▸ **INFORMATION SHOWN**
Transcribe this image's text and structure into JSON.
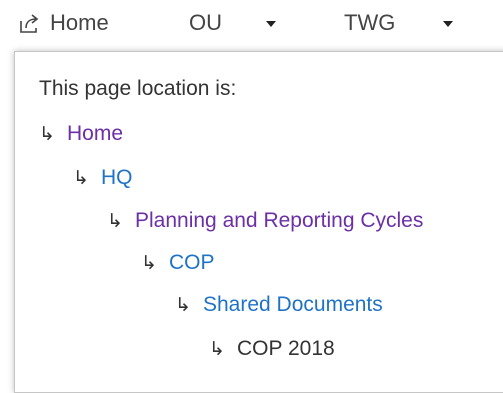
{
  "topnav": {
    "home_label": "Home",
    "ou_label": "OU",
    "twg_label": "TWG"
  },
  "flyout": {
    "title": "This page location is:",
    "crumbs": [
      {
        "label": "Home",
        "color": "#6b2fa6"
      },
      {
        "label": "HQ",
        "color": "#1f73c7"
      },
      {
        "label": "Planning and Reporting Cycles",
        "color": "#6b2fa6"
      },
      {
        "label": "COP",
        "color": "#1f73c7"
      },
      {
        "label": "Shared Documents",
        "color": "#1f73c7"
      },
      {
        "label": "COP 2018",
        "color": "#333333"
      }
    ],
    "arrow_glyph": "↳"
  }
}
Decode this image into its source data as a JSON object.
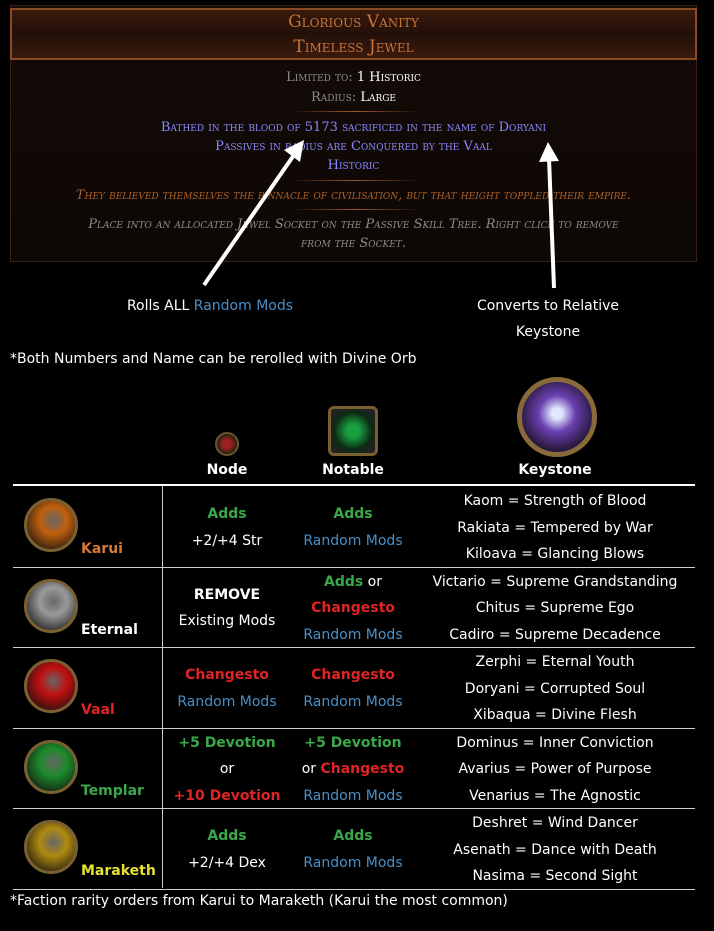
{
  "jewel": {
    "name": "Glorious Vanity",
    "base": "Timeless Jewel",
    "limited_label": "Limited to:",
    "limited_value": "1 Historic",
    "radius_label": "Radius:",
    "radius_value": "Large",
    "mods": [
      "Bathed in the blood of 5173 sacrificed in the name of Doryani",
      "Passives in radius are Conquered by the Vaal",
      "Historic"
    ],
    "flavor": "They believed themselves the pinnacle of civilisation, but that height toppled their empire.",
    "help": [
      "Place into an allocated Jewel Socket on the Passive Skill Tree. Right click to remove",
      "from the Socket."
    ]
  },
  "annotations": {
    "left_prefix": "Rolls ALL ",
    "left_highlight": "Random Mods",
    "right_line1": "Converts to Relative",
    "right_line2": "Keystone",
    "reroll_note": "*Both Numbers and Name can be rerolled with Divine Orb"
  },
  "columns": {
    "node": "Node",
    "notable": "Notable",
    "keystone": "Keystone"
  },
  "rows": [
    {
      "faction": "Karui",
      "faction_color": "#d27a3a",
      "orb_color": "#c0600e",
      "node": [
        [
          {
            "t": "Adds",
            "c": "green"
          }
        ],
        [
          {
            "t": "+2/+4 Str",
            "c": "white"
          }
        ]
      ],
      "notable": [
        [
          {
            "t": "Adds",
            "c": "green"
          }
        ],
        [
          {
            "t": "Random Mods",
            "c": "blue"
          }
        ]
      ],
      "keystones": [
        "Kaom = Strength of Blood",
        "Rakiata = Tempered by War",
        "Kiloava = Glancing Blows"
      ]
    },
    {
      "faction": "Eternal",
      "faction_color": "#ffffff",
      "orb_color": "#9a9a9a",
      "node": [
        [
          {
            "t": "REMOVE",
            "c": "whiteb"
          }
        ],
        [
          {
            "t": "Existing Mods",
            "c": "white"
          }
        ]
      ],
      "notable": [
        [
          {
            "t": "Adds",
            "c": "green"
          },
          {
            "t": " or",
            "c": "white"
          }
        ],
        [
          {
            "t": "Changesto",
            "c": "red"
          }
        ],
        [
          {
            "t": "Random Mods",
            "c": "blue"
          }
        ]
      ],
      "keystones": [
        "Victario = Supreme Grandstanding",
        "Chitus = Supreme Ego",
        "Cadiro = Supreme Decadence"
      ]
    },
    {
      "faction": "Vaal",
      "faction_color": "#e02424",
      "orb_color": "#c01010",
      "node": [
        [
          {
            "t": "Changesto",
            "c": "red"
          }
        ],
        [
          {
            "t": "Random Mods",
            "c": "blue"
          }
        ]
      ],
      "notable": [
        [
          {
            "t": "Changesto",
            "c": "red"
          }
        ],
        [
          {
            "t": "Random Mods",
            "c": "blue"
          }
        ]
      ],
      "keystones": [
        "Zerphi = Eternal Youth",
        "Doryani = Corrupted Soul",
        "Xibaqua = Divine Flesh"
      ]
    },
    {
      "faction": "Templar",
      "faction_color": "#3aa84a",
      "orb_color": "#1d8a2a",
      "node": [
        [
          {
            "t": "+5 Devotion",
            "c": "green"
          }
        ],
        [
          {
            "t": "or",
            "c": "white"
          }
        ],
        [
          {
            "t": "+10 Devotion",
            "c": "red"
          }
        ]
      ],
      "notable": [
        [
          {
            "t": "+5 Devotion",
            "c": "green"
          }
        ],
        [
          {
            "t": "or ",
            "c": "white"
          },
          {
            "t": "Changesto",
            "c": "red"
          }
        ],
        [
          {
            "t": "Random Mods",
            "c": "blue"
          }
        ]
      ],
      "keystones": [
        "Dominus = Inner Conviction",
        "Avarius = Power of Purpose",
        "Venarius = The Agnostic"
      ]
    },
    {
      "faction": "Maraketh",
      "faction_color": "#e6e030",
      "orb_color": "#b08a10",
      "node": [
        [
          {
            "t": "Adds",
            "c": "green"
          }
        ],
        [
          {
            "t": "+2/+4 Dex",
            "c": "white"
          }
        ]
      ],
      "notable": [
        [
          {
            "t": "Adds",
            "c": "green"
          }
        ],
        [
          {
            "t": "Random Mods",
            "c": "blue"
          }
        ]
      ],
      "keystones": [
        "Deshret = Wind Dancer",
        "Asenath = Dance with Death",
        "Nasima = Second Sight"
      ]
    }
  ],
  "footer_note": "*Faction rarity orders from Karui to Maraketh (Karui the most common)"
}
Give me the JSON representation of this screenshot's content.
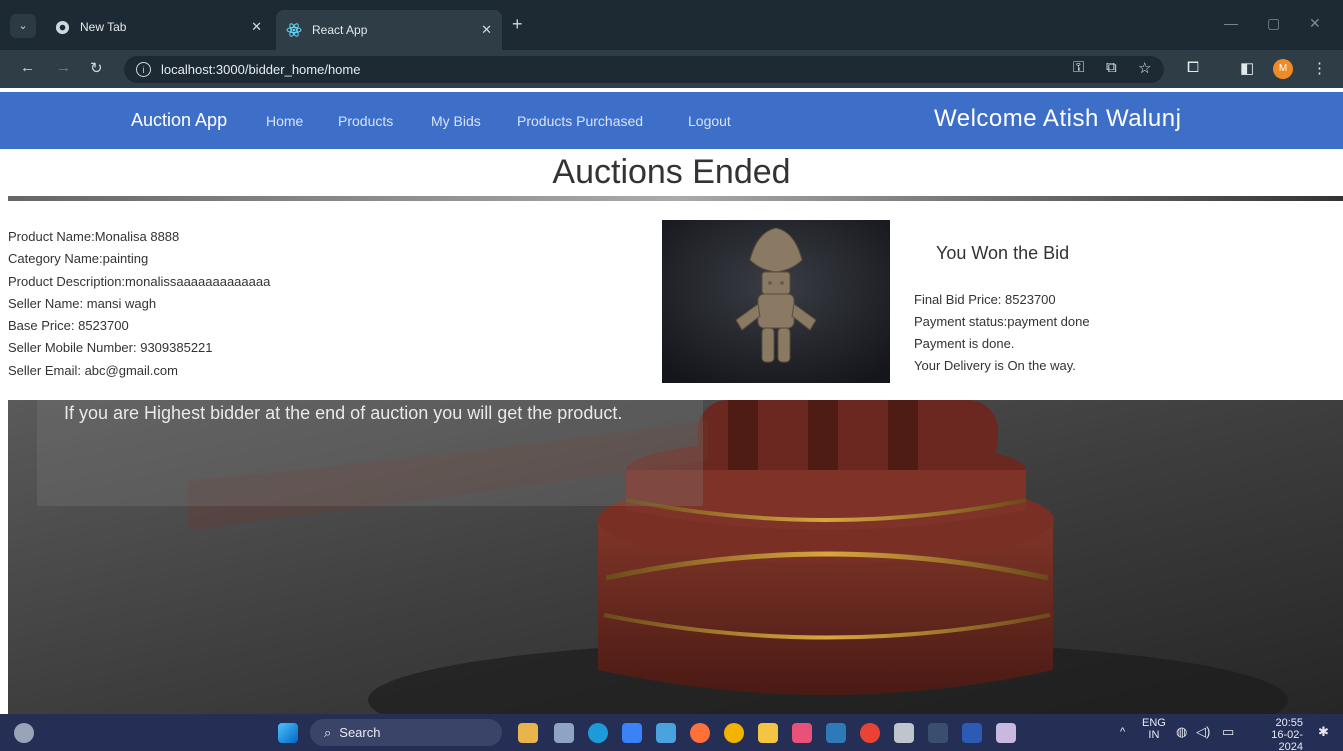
{
  "browser": {
    "tabs": [
      {
        "title": "New Tab",
        "active": false,
        "icon": "chrome-icon"
      },
      {
        "title": "React App",
        "active": true,
        "icon": "react-icon"
      }
    ],
    "url": "localhost:3000/bidder_home/home",
    "profile_initial": "M"
  },
  "navbar": {
    "brand": "Auction App",
    "links": [
      "Home",
      "Products",
      "My Bids",
      "Products Purchased",
      "Logout"
    ],
    "welcome": "Welcome Atish Walunj",
    "color": "#3d6fc9"
  },
  "page": {
    "title": "Auctions Ended"
  },
  "product": {
    "name": "Product Name:Monalisa 8888",
    "category": "Category Name:painting",
    "description": "Product Description:monalissaaaaaaaaaaaaa",
    "seller_name": "Seller Name: mansi wagh",
    "base_price": "Base Price: 8523700",
    "seller_mobile": "Seller Mobile Number: 9309385221",
    "seller_email": "Seller Email: abc@gmail.com"
  },
  "result": {
    "heading": "You Won the Bid",
    "final_price": "Final Bid Price: 8523700",
    "payment_status": "Payment status:payment done",
    "payment_note": "Payment is done.",
    "delivery": "Your Delivery is On the way."
  },
  "hero": {
    "text": "If you are Highest bidder at the end of auction you will get the product."
  },
  "taskbar": {
    "search_placeholder": "Search",
    "lang_top": "ENG",
    "lang_bottom": "IN",
    "time": "20:55",
    "date": "16-02-2024"
  }
}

▸ **WHAT THIS TASK INVOLVES**
Reproduce the records verbatim, omitting all images they contain.

▸ **CORRECT OUTPUT**
Transcribe this image's text and structure into JSON.
{
  "topnav": {
    "home_label": "Home",
    "ou_label": "OU",
    "twg_label": "TWG"
  },
  "flyout": {
    "title": "This page location is:",
    "crumbs": [
      {
        "label": "Home",
        "color": "#6b2fa6"
      },
      {
        "label": "HQ",
        "color": "#1f73c7"
      },
      {
        "label": "Planning and Reporting Cycles",
        "color": "#6b2fa6"
      },
      {
        "label": "COP",
        "color": "#1f73c7"
      },
      {
        "label": "Shared Documents",
        "color": "#1f73c7"
      },
      {
        "label": "COP 2018",
        "color": "#333333"
      }
    ],
    "arrow_glyph": "↳"
  }
}
Decode this image into its source data as a JSON object.
{
  "jewel": {
    "name": "Glorious Vanity",
    "base": "Timeless Jewel",
    "limited_label": "Limited to:",
    "limited_value": "1 Historic",
    "radius_label": "Radius:",
    "radius_value": "Large",
    "mods": [
      "Bathed in the blood of 5173 sacrificed in the name of Doryani",
      "Passives in radius are Conquered by the Vaal",
      "Historic"
    ],
    "flavor": "They believed themselves the pinnacle of civilisation, but that height toppled their empire.",
    "help": [
      "Place into an allocated Jewel Socket on the Passive Skill Tree. Right click to remove",
      "from the Socket."
    ]
  },
  "annotations": {
    "left_prefix": "Rolls ALL ",
    "left_highlight": "Random Mods",
    "right_line1": "Converts to Relative",
    "right_line2": "Keystone",
    "reroll_note": "*Both Numbers and Name can be rerolled with Divine Orb"
  },
  "columns": {
    "node": "Node",
    "notable": "Notable",
    "keystone": "Keystone"
  },
  "rows": [
    {
      "faction": "Karui",
      "faction_color": "#d27a3a",
      "orb_color": "#c0600e",
      "node": [
        [
          {
            "t": "Adds",
            "c": "green"
          }
        ],
        [
          {
            "t": "+2/+4 Str",
            "c": "white"
          }
        ]
      ],
      "notable": [
        [
          {
            "t": "Adds",
            "c": "green"
          }
        ],
        [
          {
            "t": "Random Mods",
            "c": "blue"
          }
        ]
      ],
      "keystones": [
        "Kaom = Strength of Blood",
        "Rakiata = Tempered by War",
        "Kiloava = Glancing Blows"
      ]
    },
    {
      "faction": "Eternal",
      "faction_color": "#ffffff",
      "orb_color": "#9a9a9a",
      "node": [
        [
          {
            "t": "REMOVE",
            "c": "whiteb"
          }
        ],
        [
          {
            "t": "Existing Mods",
            "c": "white"
          }
        ]
      ],
      "notable": [
        [
          {
            "t": "Adds",
            "c": "green"
          },
          {
            "t": " or",
            "c": "white"
          }
        ],
        [
          {
            "t": "Changesto",
            "c": "red"
          }
        ],
        [
          {
            "t": "Random Mods",
            "c": "blue"
          }
        ]
      ],
      "keystones": [
        "Victario = Supreme Grandstanding",
        "Chitus = Supreme Ego",
        "Cadiro = Supreme Decadence"
      ]
    },
    {
      "faction": "Vaal",
      "faction_color": "#e02424",
      "orb_color": "#c01010",
      "node": [
        [
          {
            "t": "Changesto",
            "c": "red"
          }
        ],
        [
          {
            "t": "Random Mods",
            "c": "blue"
          }
        ]
      ],
      "notable": [
        [
          {
            "t": "Changesto",
            "c": "red"
          }
        ],
        [
          {
            "t": "Random Mods",
            "c": "blue"
          }
        ]
      ],
      "keystones": [
        "Zerphi = Eternal Youth",
        "Doryani = Corrupted Soul",
        "Xibaqua = Divine Flesh"
      ]
    },
    {
      "faction": "Templar",
      "faction_color": "#3aa84a",
      "orb_color": "#1d8a2a",
      "node": [
        [
          {
            "t": "+5 Devotion",
            "c": "green"
          }
        ],
        [
          {
            "t": "or",
            "c": "white"
          }
        ],
        [
          {
            "t": "+10 Devotion",
            "c": "red"
          }
        ]
      ],
      "notable": [
        [
          {
            "t": "+5 Devotion",
            "c": "green"
          }
        ],
        [
          {
            "t": "or ",
            "c": "white"
          },
          {
            "t": "Changesto",
            "c": "red"
          }
        ],
        [
          {
            "t": "Random Mods",
            "c": "blue"
          }
        ]
      ],
      "keystones": [
        "Dominus = Inner Conviction",
        "Avarius = Power of Purpose",
        "Venarius = The Agnostic"
      ]
    },
    {
      "faction": "Maraketh",
      "faction_color": "#e6e030",
      "orb_color": "#b08a10",
      "node": [
        [
          {
            "t": "Adds",
            "c": "green"
          }
        ],
        [
          {
            "t": "+2/+4 Dex",
            "c": "white"
          }
        ]
      ],
      "notable": [
        [
          {
            "t": "Adds",
            "c": "green"
          }
        ],
        [
          {
            "t": "Random Mods",
            "c": "blue"
          }
        ]
      ],
      "keystones": [
        "Deshret = Wind Dancer",
        "Asenath = Dance with Death",
        "Nasima = Second Sight"
      ]
    }
  ],
  "footer_note": "*Faction rarity orders from Karui to Maraketh (Karui the most common)"
}
Give me the JSON representation of this screenshot's content.
{
  "browser": {
    "tabs": [
      {
        "title": "New Tab",
        "active": false,
        "icon": "chrome-icon"
      },
      {
        "title": "React App",
        "active": true,
        "icon": "react-icon"
      }
    ],
    "url": "localhost:3000/bidder_home/home",
    "profile_initial": "M"
  },
  "navbar": {
    "brand": "Auction App",
    "links": [
      "Home",
      "Products",
      "My Bids",
      "Products Purchased",
      "Logout"
    ],
    "welcome": "Welcome Atish Walunj",
    "color": "#3d6fc9"
  },
  "page": {
    "title": "Auctions Ended"
  },
  "product": {
    "name": "Product Name:Monalisa 8888",
    "category": "Category Name:painting",
    "description": "Product Description:monalissaaaaaaaaaaaaa",
    "seller_name": "Seller Name: mansi wagh",
    "base_price": "Base Price: 8523700",
    "seller_mobile": "Seller Mobile Number: 9309385221",
    "seller_email": "Seller Email: abc@gmail.com"
  },
  "result": {
    "heading": "You Won the Bid",
    "final_price": "Final Bid Price: 8523700",
    "payment_status": "Payment status:payment done",
    "payment_note": "Payment is done.",
    "delivery": "Your Delivery is On the way."
  },
  "hero": {
    "text": "If you are Highest bidder at the end of auction you will get the product."
  },
  "taskbar": {
    "search_placeholder": "Search",
    "lang_top": "ENG",
    "lang_bottom": "IN",
    "time": "20:55",
    "date": "16-02-2024"
  }
}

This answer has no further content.